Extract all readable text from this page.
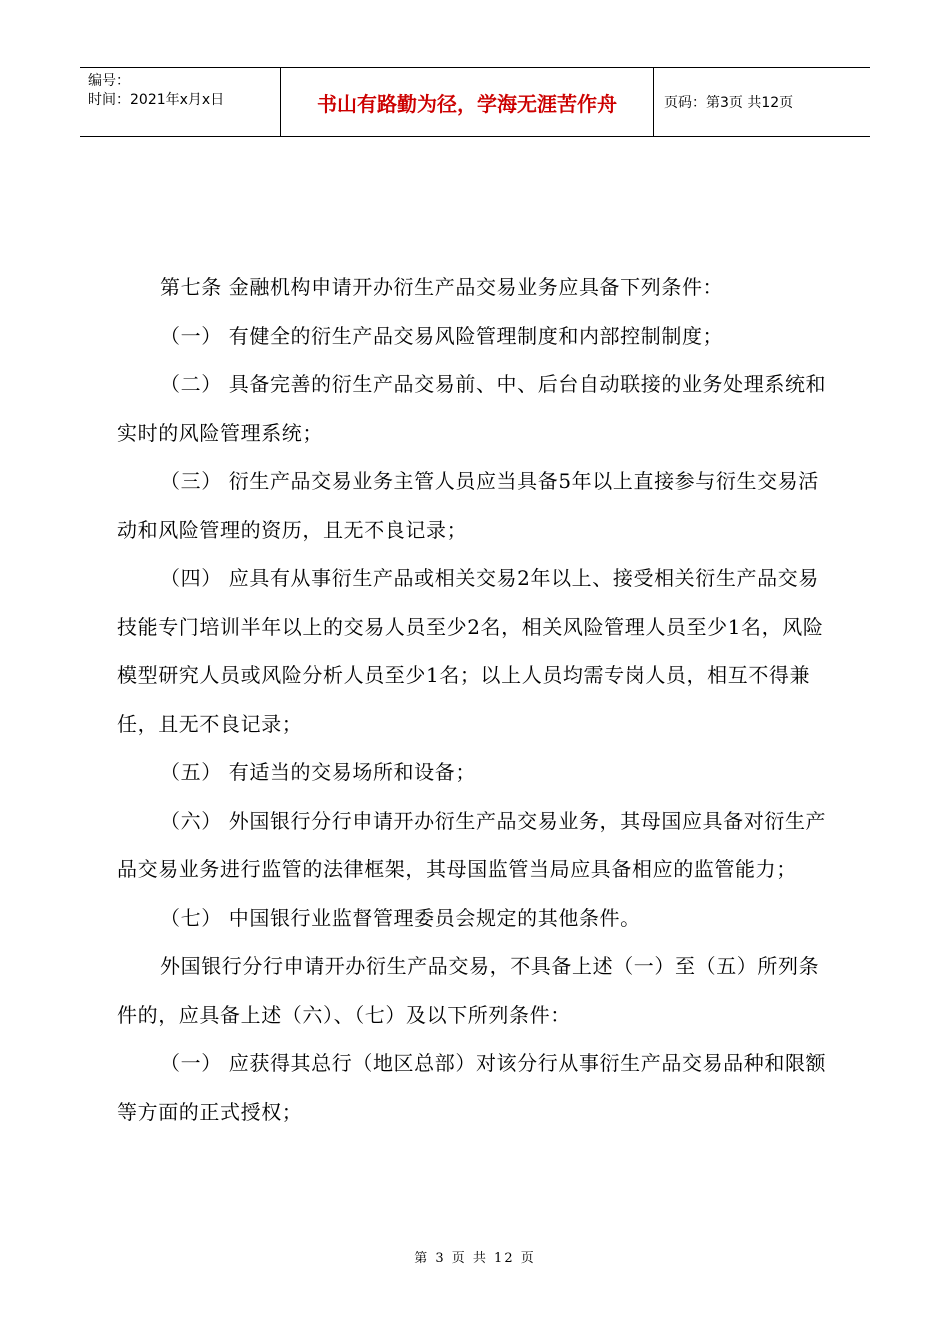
编号：
时间：2021年x月x日	书山有路勤为径，学海无涯苦作舟	页码：第3页 共12页

第七条 金融机构申请开办衍生产品交易业务应具备下列条件：

（一） 有健全的衍生产品交易风险管理制度和内部控制制度；

（二） 具备完善的衍生产品交易前、中、后台自动联接的业务处理系统和实时的风险管理系统；

（三） 衍生产品交易业务主管人员应当具备5年以上直接参与衍生交易活动和风险管理的资历，且无不良记录；

（四） 应具有从事衍生产品或相关交易2年以上、接受相关衍生产品交易技能专门培训半年以上的交易人员至少2名，相关风险管理人员至少1名，风险模型研究人员或风险分析人员至少1名；以上人员均需专岗人员，相互不得兼任，且无不良记录；

（五） 有适当的交易场所和设备；

（六） 外国银行分行申请开办衍生产品交易业务，其母国应具备对衍生产品交易业务进行监管的法律框架，其母国监管当局应具备相应的监管能力；

（七） 中国银行业监督管理委员会规定的其他条件。

外国银行分行申请开办衍生产品交易，不具备上述（一）至（五）所列条件的，应具备上述（六）、（七）及以下所列条件：

（一） 应获得其总行（地区总部）对该分行从事衍生产品交易品种和限额等方面的正式授权；

第 3 页 共 12 页
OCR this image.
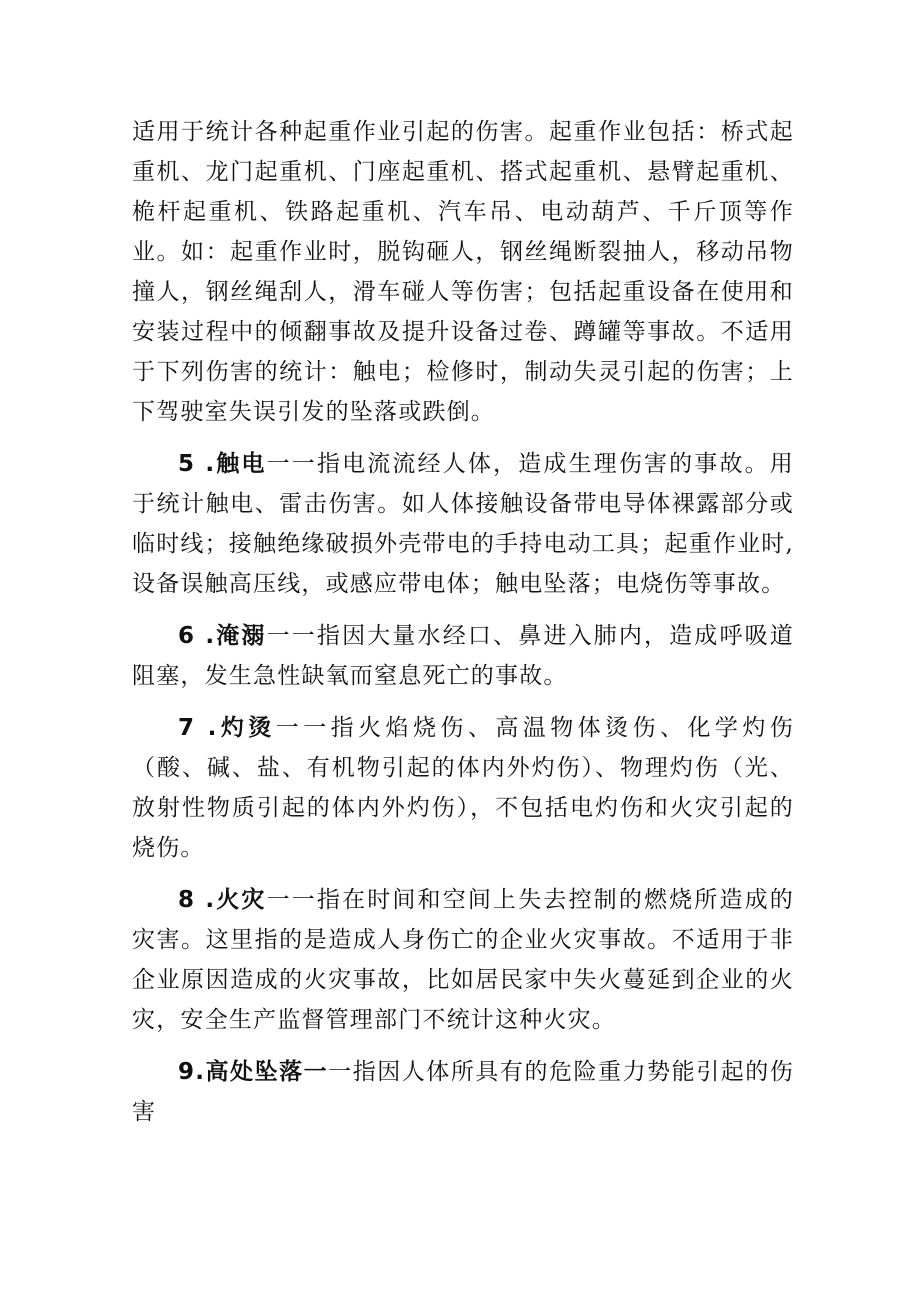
适用于统计各种起重作业引起的伤害。起重作业包括：桥式起重机、龙门起重机、门座起重机、搭式起重机、悬臂起重机、桅杆起重机、铁路起重机、汽车吊、电动葫芦、千斤顶等作业。如：起重作业时，脱钩砸人，钢丝绳断裂抽人，移动吊物撞人，钢丝绳刮人，滑车碰人等伤害；包括起重设备在使用和安装过程中的倾翻事故及提升设备过卷、蹲罐等事故。不适用于下列伤害的统计：触电；检修时，制动失灵引起的伤害；上下驾驶室失误引发的坠落或跌倒。

5 .触电一一指电流流经人体，造成生理伤害的事故。用于统计触电、雷击伤害。如人体接触设备带电导体裸露部分或临时线；接触绝缘破损外壳带电的手持电动工具；起重作业时,设备误触高压线，或感应带电体；触电坠落；电烧伤等事故。

6 .淹溺一一指因大量水经口、鼻进入肺内，造成呼吸道阻塞，发生急性缺氧而窒息死亡的事故。

7 .灼烫一一指火焰烧伤、高温物体烫伤、化学灼伤（酸、碱、盐、有机物引起的体内外灼伤）、物理灼伤（光、放射性物质引起的体内外灼伤），不包括电灼伤和火灾引起的烧伤。

8 .火灾一一指在时间和空间上失去控制的燃烧所造成的灾害。这里指的是造成人身伤亡的企业火灾事故。不适用于非企业原因造成的火灾事故，比如居民家中失火蔓延到企业的火灾，安全生产监督管理部门不统计这种火灾。

9.高处坠落一一指因人体所具有的危险重力势能引起的伤害
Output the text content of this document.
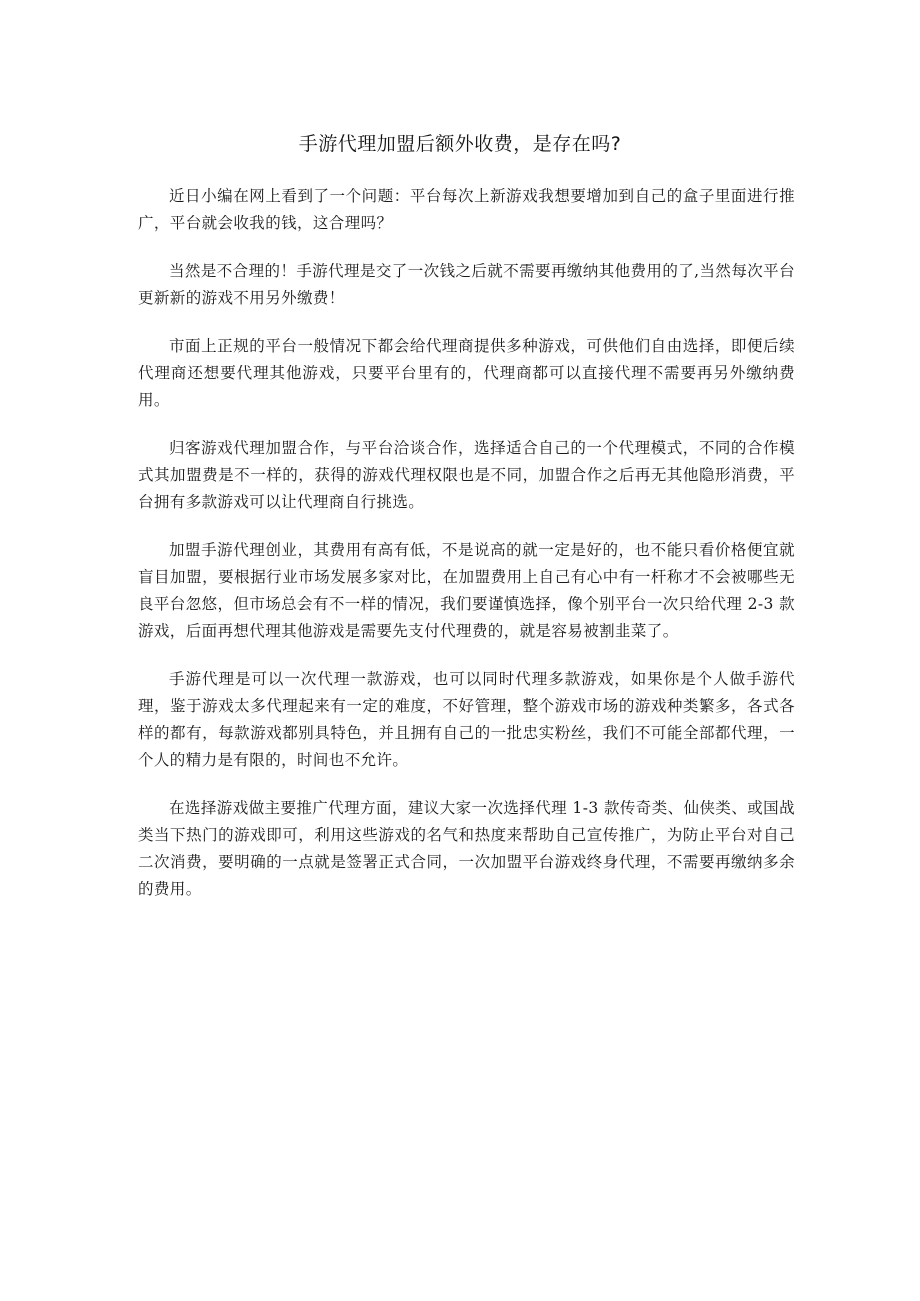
手游代理加盟后额外收费，是存在吗?

近日小编在网上看到了一个问题：平台每次上新游戏我想要增加到自己的盒子里面进行推广，平台就会收我的钱，这合理吗？

当然是不合理的！手游代理是交了一次钱之后就不需要再缴纳其他费用的了,当然每次平台更新新的游戏不用另外缴费！

市面上正规的平台一般情况下都会给代理商提供多种游戏，可供他们自由选择，即便后续代理商还想要代理其他游戏，只要平台里有的，代理商都可以直接代理不需要再另外缴纳费用。

归客游戏代理加盟合作，与平台洽谈合作，选择适合自己的一个代理模式，不同的合作模式其加盟费是不一样的，获得的游戏代理权限也是不同，加盟合作之后再无其他隐形消费，平台拥有多款游戏可以让代理商自行挑选。

加盟手游代理创业，其费用有高有低，不是说高的就一定是好的，也不能只看价格便宜就盲目加盟，要根据行业市场发展多家对比，在加盟费用上自己有心中有一杆称才不会被哪些无良平台忽悠，但市场总会有不一样的情况，我们要谨慎选择，像个别平台一次只给代理 2-3 款游戏，后面再想代理其他游戏是需要先支付代理费的，就是容易被割韭菜了。

手游代理是可以一次代理一款游戏，也可以同时代理多款游戏，如果你是个人做手游代理，鉴于游戏太多代理起来有一定的难度，不好管理，整个游戏市场的游戏种类繁多，各式各样的都有，每款游戏都别具特色，并且拥有自己的一批忠实粉丝，我们不可能全部都代理，一个人的精力是有限的，时间也不允许。

在选择游戏做主要推广代理方面，建议大家一次选择代理 1-3 款传奇类、仙侠类、或国战类当下热门的游戏即可，利用这些游戏的名气和热度来帮助自己宣传推广，为防止平台对自己二次消费，要明确的一点就是签署正式合同，一次加盟平台游戏终身代理，不需要再缴纳多余的费用。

================

**Short problem**
Every record must be copied exactly, with images dropped from the result.

**Expected answer**
Extract all readable text from this page.
编号：
时间：2021年x月x日	书山有路勤为径，学海无涯苦作舟	页码：第3页 共12页

第七条 金融机构申请开办衍生产品交易业务应具备下列条件：

（一） 有健全的衍生产品交易风险管理制度和内部控制制度；

（二） 具备完善的衍生产品交易前、中、后台自动联接的业务处理系统和实时的风险管理系统；

（三） 衍生产品交易业务主管人员应当具备5年以上直接参与衍生交易活动和风险管理的资历，且无不良记录；

（四） 应具有从事衍生产品或相关交易2年以上、接受相关衍生产品交易技能专门培训半年以上的交易人员至少2名，相关风险管理人员至少1名，风险模型研究人员或风险分析人员至少1名；以上人员均需专岗人员，相互不得兼任，且无不良记录；

（五） 有适当的交易场所和设备；

（六） 外国银行分行申请开办衍生产品交易业务，其母国应具备对衍生产品交易业务进行监管的法律框架，其母国监管当局应具备相应的监管能力；

（七） 中国银行业监督管理委员会规定的其他条件。

外国银行分行申请开办衍生产品交易，不具备上述（一）至（五）所列条件的，应具备上述（六）、（七）及以下所列条件：

（一） 应获得其总行（地区总部）对该分行从事衍生产品交易品种和限额等方面的正式授权；

第 3 页 共 12 页
OCR this image.
适用于统计各种起重作业引起的伤害。起重作业包括：桥式起重机、龙门起重机、门座起重机、搭式起重机、悬臂起重机、桅杆起重机、铁路起重机、汽车吊、电动葫芦、千斤顶等作业。如：起重作业时，脱钩砸人，钢丝绳断裂抽人，移动吊物撞人，钢丝绳刮人，滑车碰人等伤害；包括起重设备在使用和安装过程中的倾翻事故及提升设备过卷、蹲罐等事故。不适用于下列伤害的统计：触电；检修时，制动失灵引起的伤害；上下驾驶室失误引发的坠落或跌倒。

5 .触电一一指电流流经人体，造成生理伤害的事故。用于统计触电、雷击伤害。如人体接触设备带电导体裸露部分或临时线；接触绝缘破损外壳带电的手持电动工具；起重作业时,设备误触高压线，或感应带电体；触电坠落；电烧伤等事故。

6 .淹溺一一指因大量水经口、鼻进入肺内，造成呼吸道阻塞，发生急性缺氧而窒息死亡的事故。

7 .灼烫一一指火焰烧伤、高温物体烫伤、化学灼伤（酸、碱、盐、有机物引起的体内外灼伤）、物理灼伤（光、放射性物质引起的体内外灼伤），不包括电灼伤和火灾引起的烧伤。

8 .火灾一一指在时间和空间上失去控制的燃烧所造成的灾害。这里指的是造成人身伤亡的企业火灾事故。不适用于非企业原因造成的火灾事故，比如居民家中失火蔓延到企业的火灾，安全生产监督管理部门不统计这种火灾。

9.高处坠落一一指因人体所具有的危险重力势能引起的伤害
Output the text content of this document.
手游代理加盟后额外收费，是存在吗?

近日小编在网上看到了一个问题：平台每次上新游戏我想要增加到自己的盒子里面进行推广，平台就会收我的钱，这合理吗？

当然是不合理的！手游代理是交了一次钱之后就不需要再缴纳其他费用的了,当然每次平台更新新的游戏不用另外缴费！

市面上正规的平台一般情况下都会给代理商提供多种游戏，可供他们自由选择，即便后续代理商还想要代理其他游戏，只要平台里有的，代理商都可以直接代理不需要再另外缴纳费用。

归客游戏代理加盟合作，与平台洽谈合作，选择适合自己的一个代理模式，不同的合作模式其加盟费是不一样的，获得的游戏代理权限也是不同，加盟合作之后再无其他隐形消费，平台拥有多款游戏可以让代理商自行挑选。

加盟手游代理创业，其费用有高有低，不是说高的就一定是好的，也不能只看价格便宜就盲目加盟，要根据行业市场发展多家对比，在加盟费用上自己有心中有一杆称才不会被哪些无良平台忽悠，但市场总会有不一样的情况，我们要谨慎选择，像个别平台一次只给代理 2-3 款游戏，后面再想代理其他游戏是需要先支付代理费的，就是容易被割韭菜了。

手游代理是可以一次代理一款游戏，也可以同时代理多款游戏，如果你是个人做手游代理，鉴于游戏太多代理起来有一定的难度，不好管理，整个游戏市场的游戏种类繁多，各式各样的都有，每款游戏都别具特色，并且拥有自己的一批忠实粉丝，我们不可能全部都代理，一个人的精力是有限的，时间也不允许。

在选择游戏做主要推广代理方面，建议大家一次选择代理 1-3 款传奇类、仙侠类、或国战类当下热门的游戏即可，利用这些游戏的名气和热度来帮助自己宣传推广，为防止平台对自己二次消费，要明确的一点就是签署正式合同，一次加盟平台游戏终身代理，不需要再缴纳多余的费用。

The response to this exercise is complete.